>>>

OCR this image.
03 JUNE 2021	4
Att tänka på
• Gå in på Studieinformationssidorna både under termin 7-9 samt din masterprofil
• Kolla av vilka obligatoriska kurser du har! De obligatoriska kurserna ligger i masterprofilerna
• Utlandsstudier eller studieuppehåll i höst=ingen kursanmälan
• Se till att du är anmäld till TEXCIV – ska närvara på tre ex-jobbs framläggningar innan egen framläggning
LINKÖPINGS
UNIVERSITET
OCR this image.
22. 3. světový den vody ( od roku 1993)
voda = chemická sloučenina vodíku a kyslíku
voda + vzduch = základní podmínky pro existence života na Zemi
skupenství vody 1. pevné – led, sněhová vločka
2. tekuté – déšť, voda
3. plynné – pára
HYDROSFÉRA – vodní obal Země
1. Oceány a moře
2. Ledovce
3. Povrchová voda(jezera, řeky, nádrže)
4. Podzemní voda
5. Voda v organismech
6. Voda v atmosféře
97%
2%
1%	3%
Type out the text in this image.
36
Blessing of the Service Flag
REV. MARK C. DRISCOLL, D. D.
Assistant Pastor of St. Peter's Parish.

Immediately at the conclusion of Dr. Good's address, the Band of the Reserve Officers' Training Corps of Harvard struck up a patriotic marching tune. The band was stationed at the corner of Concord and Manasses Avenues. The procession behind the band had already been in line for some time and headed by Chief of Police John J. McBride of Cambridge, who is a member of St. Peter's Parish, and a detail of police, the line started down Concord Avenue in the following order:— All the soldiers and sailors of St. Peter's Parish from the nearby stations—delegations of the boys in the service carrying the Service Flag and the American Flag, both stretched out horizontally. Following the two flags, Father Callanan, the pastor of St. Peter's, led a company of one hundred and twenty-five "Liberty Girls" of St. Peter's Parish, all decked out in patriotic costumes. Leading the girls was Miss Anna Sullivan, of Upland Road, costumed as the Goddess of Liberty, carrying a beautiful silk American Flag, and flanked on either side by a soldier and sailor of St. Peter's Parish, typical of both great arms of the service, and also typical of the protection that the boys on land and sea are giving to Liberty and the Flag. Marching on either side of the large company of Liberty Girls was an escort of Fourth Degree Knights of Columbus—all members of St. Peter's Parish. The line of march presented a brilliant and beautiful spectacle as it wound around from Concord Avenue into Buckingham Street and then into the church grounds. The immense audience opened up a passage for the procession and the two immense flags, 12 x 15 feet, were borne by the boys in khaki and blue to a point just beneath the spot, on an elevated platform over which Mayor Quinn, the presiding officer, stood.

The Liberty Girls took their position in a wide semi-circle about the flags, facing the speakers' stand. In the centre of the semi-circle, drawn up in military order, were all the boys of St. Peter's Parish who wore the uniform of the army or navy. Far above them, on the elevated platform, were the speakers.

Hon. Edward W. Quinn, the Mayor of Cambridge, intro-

<<<

### Directions for this task
Quote each line of the data above exactly as written.

### Complete response
OCR this image.
03 JUNE 2021	4
Att tänka på
• Gå in på Studieinformationssidorna både under termin 7-9 samt din masterprofil
• Kolla av vilka obligatoriska kurser du har! De obligatoriska kurserna ligger i masterprofilerna
• Utlandsstudier eller studieuppehåll i höst=ingen kursanmälan
• Se till att du är anmäld till TEXCIV – ska närvara på tre ex-jobbs framläggningar innan egen framläggning
LINKÖPINGS
UNIVERSITET
OCR this image.
22. 3. světový den vody ( od roku 1993)
voda = chemická sloučenina vodíku a kyslíku
voda + vzduch = základní podmínky pro existence života na Zemi
skupenství vody 1. pevné – led, sněhová vločka
2. tekuté – déšť, voda
3. plynné – pára
HYDROSFÉRA – vodní obal Země
1. Oceány a moře
2. Ledovce
3. Povrchová voda(jezera, řeky, nádrže)
4. Podzemní voda
5. Voda v organismech
6. Voda v atmosféře
97%
2%
1%	3%
Type out the text in this image.
36
Blessing of the Service Flag
REV. MARK C. DRISCOLL, D. D.
Assistant Pastor of St. Peter's Parish.

Immediately at the conclusion of Dr. Good's address, the Band of the Reserve Officers' Training Corps of Harvard struck up a patriotic marching tune. The band was stationed at the corner of Concord and Manasses Avenues. The procession behind the band had already been in line for some time and headed by Chief of Police John J. McBride of Cambridge, who is a member of St. Peter's Parish, and a detail of police, the line started down Concord Avenue in the following order:— All the soldiers and sailors of St. Peter's Parish from the nearby stations—delegations of the boys in the service carrying the Service Flag and the American Flag, both stretched out horizontally. Following the two flags, Father Callanan, the pastor of St. Peter's, led a company of one hundred and twenty-five "Liberty Girls" of St. Peter's Parish, all decked out in patriotic costumes. Leading the girls was Miss Anna Sullivan, of Upland Road, costumed as the Goddess of Liberty, carrying a beautiful silk American Flag, and flanked on either side by a soldier and sailor of St. Peter's Parish, typical of both great arms of the service, and also typical of the protection that the boys on land and sea are giving to Liberty and the Flag. Marching on either side of the large company of Liberty Girls was an escort of Fourth Degree Knights of Columbus—all members of St. Peter's Parish. The line of march presented a brilliant and beautiful spectacle as it wound around from Concord Avenue into Buckingham Street and then into the church grounds. The immense audience opened up a passage for the procession and the two immense flags, 12 x 15 feet, were borne by the boys in khaki and blue to a point just beneath the spot, on an elevated platform over which Mayor Quinn, the presiding officer, stood.

The Liberty Girls took their position in a wide semi-circle about the flags, facing the speakers' stand. In the centre of the semi-circle, drawn up in military order, were all the boys of St. Peter's Parish who wore the uniform of the army or navy. Far above them, on the elevated platform, were the speakers.

Hon. Edward W. Quinn, the Mayor of Cambridge, intro-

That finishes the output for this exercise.